Exercise prompt — Retype every record exactly. Leave the pictures out.

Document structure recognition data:
= = = =

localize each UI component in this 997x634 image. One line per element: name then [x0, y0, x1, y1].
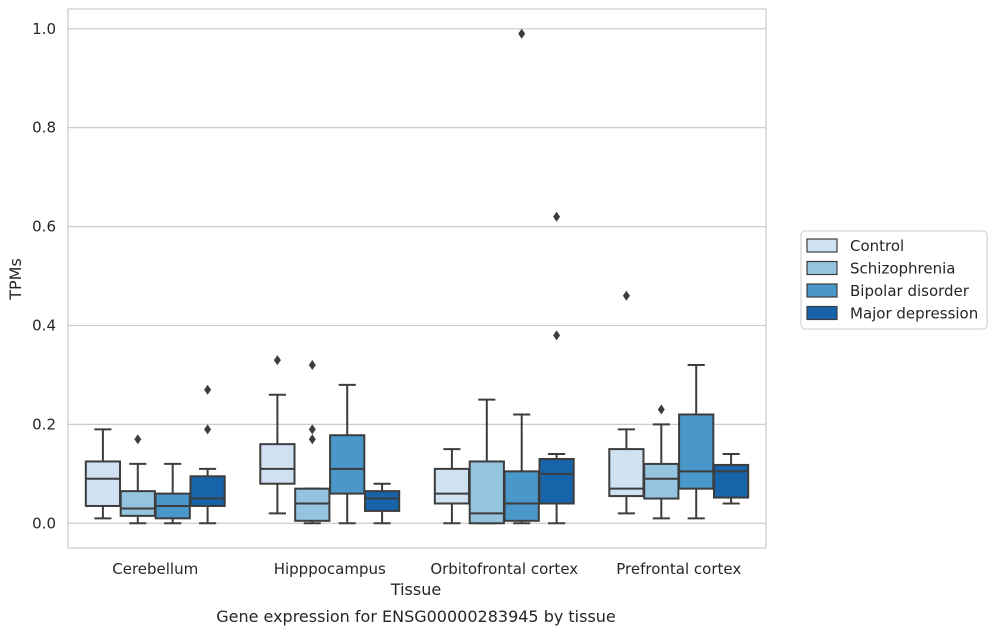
box-schizophrenia	[119, 434, 156, 525]
box-major-depression	[538, 211, 575, 525]
legend-frame	[800, 230, 988, 330]
box-bipolar-disorder	[329, 383, 366, 525]
box-schizophrenia	[643, 404, 680, 520]
box-iqr	[643, 462, 680, 500]
box-schizophrenia	[468, 398, 505, 525]
x-axis-title: Tissue	[390, 580, 441, 599]
box-bipolar-disorder	[503, 28, 540, 525]
legend-label: Major depression	[850, 305, 978, 323]
box-control	[433, 448, 471, 525]
box-bipolar-disorder	[154, 462, 191, 525]
box-control	[84, 428, 122, 520]
box-bipolar-disorder	[678, 364, 715, 520]
box-iqr	[84, 460, 122, 507]
legend-swatch	[806, 260, 838, 276]
box-iqr	[433, 467, 471, 505]
outlier-point	[308, 434, 316, 445]
outlier-point	[308, 360, 316, 371]
box-control	[608, 290, 645, 515]
box-control	[259, 355, 296, 515]
y-axis-title: TPMs	[6, 258, 25, 301]
box-iqr	[678, 413, 715, 490]
box-plot-area	[84, 28, 750, 525]
box-iqr	[189, 475, 226, 507]
figure-caption: Gene expression for ENSG00000283945 by t…	[216, 607, 616, 626]
legend-item: Control	[806, 237, 904, 255]
outlier-point	[622, 290, 630, 301]
legend-item: Bipolar disorder	[806, 282, 970, 300]
box-iqr	[503, 470, 540, 522]
x-tick-label: Hipppocampus	[274, 560, 386, 578]
y-tick-label: 0.8	[32, 119, 56, 137]
outlier-point	[273, 355, 281, 366]
legend-item: Schizophrenia	[806, 260, 955, 278]
x-tick-label: Cerebellum	[112, 560, 198, 578]
box-major-depression	[363, 482, 401, 525]
plot-frame	[67, 8, 767, 549]
box-iqr	[538, 457, 575, 505]
outlier-point	[518, 28, 526, 39]
y-axis-ticks: 0.0 0.2 0.4 0.6 0.8 1.0	[32, 20, 56, 532]
box-iqr	[259, 443, 296, 485]
grid-lines	[68, 28, 766, 524]
outlier-point	[204, 384, 212, 395]
box-iqr	[294, 487, 331, 522]
box-major-depression	[189, 384, 226, 525]
box-iqr	[712, 463, 750, 499]
outlier-point	[308, 424, 316, 435]
box-major-depression	[712, 453, 750, 505]
x-tick-label: Orbitofrontal cortex	[430, 560, 578, 578]
y-tick-label: 1.0	[32, 20, 56, 38]
box-iqr	[119, 490, 156, 517]
outlier-point	[553, 330, 561, 341]
legend-label: Schizophrenia	[850, 260, 955, 278]
legend-swatch	[806, 283, 838, 298]
box-schizophrenia	[294, 360, 331, 525]
legend: Control Schizophrenia Bipolar disorder Majo…	[800, 230, 988, 330]
y-tick-label: 0.0	[32, 514, 56, 532]
outlier-point	[657, 404, 665, 415]
legend-label: Control	[850, 237, 904, 255]
outlier-point	[553, 211, 561, 222]
legend-label: Bipolar disorder	[850, 282, 970, 300]
legend-swatch	[806, 238, 838, 253]
legend-swatch	[806, 305, 838, 321]
outlier-point	[204, 424, 212, 435]
y-tick-label: 0.2	[32, 415, 56, 433]
box-iqr	[363, 490, 401, 512]
legend-item: Major depression	[806, 305, 978, 323]
x-axis-ticks: Cerebellum Hipppocampus Orbitofrontal cort…	[112, 560, 741, 578]
box-iqr	[329, 434, 366, 495]
y-tick-label: 0.4	[32, 316, 56, 334]
y-tick-label: 0.6	[32, 218, 56, 236]
outlier-point	[134, 434, 142, 445]
x-tick-label: Prefrontal cortex	[616, 560, 741, 578]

= = = =

Task output —
localize each UI component in this 997x634 image. One line per element: name then [x0, y0, x1, y1].
box-schizophrenia	[119, 434, 156, 525]
box-major-depression	[538, 211, 575, 525]
legend-frame	[800, 230, 988, 330]
box-bipolar-disorder	[329, 383, 366, 525]
box-schizophrenia	[643, 404, 680, 520]
box-iqr	[643, 462, 680, 500]
box-schizophrenia	[468, 398, 505, 525]
x-axis-title: Tissue	[390, 580, 441, 599]
box-bipolar-disorder	[503, 28, 540, 525]
legend-label: Major depression	[850, 305, 978, 323]
box-control	[433, 448, 471, 525]
box-bipolar-disorder	[154, 462, 191, 525]
box-control	[84, 428, 122, 520]
box-bipolar-disorder	[678, 364, 715, 520]
box-iqr	[84, 460, 122, 507]
legend-swatch	[806, 260, 838, 276]
box-iqr	[433, 467, 471, 505]
outlier-point	[308, 434, 316, 445]
outlier-point	[308, 360, 316, 371]
box-control	[608, 290, 645, 515]
box-control	[259, 355, 296, 515]
y-axis-title: TPMs	[6, 258, 25, 301]
box-iqr	[678, 413, 715, 490]
box-plot-area	[84, 28, 750, 525]
box-iqr	[189, 475, 226, 507]
figure-caption: Gene expression for ENSG00000283945 by t…	[216, 607, 616, 626]
legend-item: Control	[806, 237, 904, 255]
outlier-point	[622, 290, 630, 301]
legend-item: Bipolar disorder	[806, 282, 970, 300]
box-iqr	[503, 470, 540, 522]
x-tick-label: Hipppocampus	[274, 560, 386, 578]
y-tick-label: 0.8	[32, 119, 56, 137]
outlier-point	[273, 355, 281, 366]
legend-item: Schizophrenia	[806, 260, 955, 278]
x-tick-label: Cerebellum	[112, 560, 198, 578]
box-major-depression	[363, 482, 401, 525]
plot-frame	[67, 8, 767, 549]
box-iqr	[538, 457, 575, 505]
outlier-point	[518, 28, 526, 39]
y-axis-ticks: 0.0 0.2 0.4 0.6 0.8 1.0	[32, 20, 56, 532]
box-iqr	[259, 443, 296, 485]
grid-lines	[68, 28, 766, 524]
outlier-point	[204, 384, 212, 395]
box-iqr	[294, 487, 331, 522]
box-major-depression	[189, 384, 226, 525]
box-iqr	[712, 463, 750, 499]
outlier-point	[308, 424, 316, 435]
box-major-depression	[712, 453, 750, 505]
x-tick-label: Orbitofrontal cortex	[430, 560, 578, 578]
y-tick-label: 1.0	[32, 20, 56, 38]
box-iqr	[119, 490, 156, 517]
outlier-point	[553, 330, 561, 341]
legend-label: Schizophrenia	[850, 260, 955, 278]
legend-swatch	[806, 283, 838, 298]
box-schizophrenia	[294, 360, 331, 525]
legend: Control Schizophrenia Bipolar disorder Majo…	[800, 230, 988, 330]
y-tick-label: 0.0	[32, 514, 56, 532]
outlier-point	[657, 404, 665, 415]
legend-label: Control	[850, 237, 904, 255]
outlier-point	[553, 211, 561, 222]
legend-label: Bipolar disorder	[850, 282, 970, 300]
legend-swatch	[806, 238, 838, 253]
legend-swatch	[806, 305, 838, 321]
outlier-point	[204, 424, 212, 435]
y-tick-label: 0.2	[32, 415, 56, 433]
box-iqr	[363, 490, 401, 512]
legend-item: Major depression	[806, 305, 978, 323]
x-axis-ticks: Cerebellum Hipppocampus Orbitofrontal cort…	[112, 560, 741, 578]
box-iqr	[329, 434, 366, 495]
y-tick-label: 0.4	[32, 316, 56, 334]
y-tick-label: 0.6	[32, 218, 56, 236]
outlier-point	[134, 434, 142, 445]
x-tick-label: Prefrontal cortex	[616, 560, 741, 578]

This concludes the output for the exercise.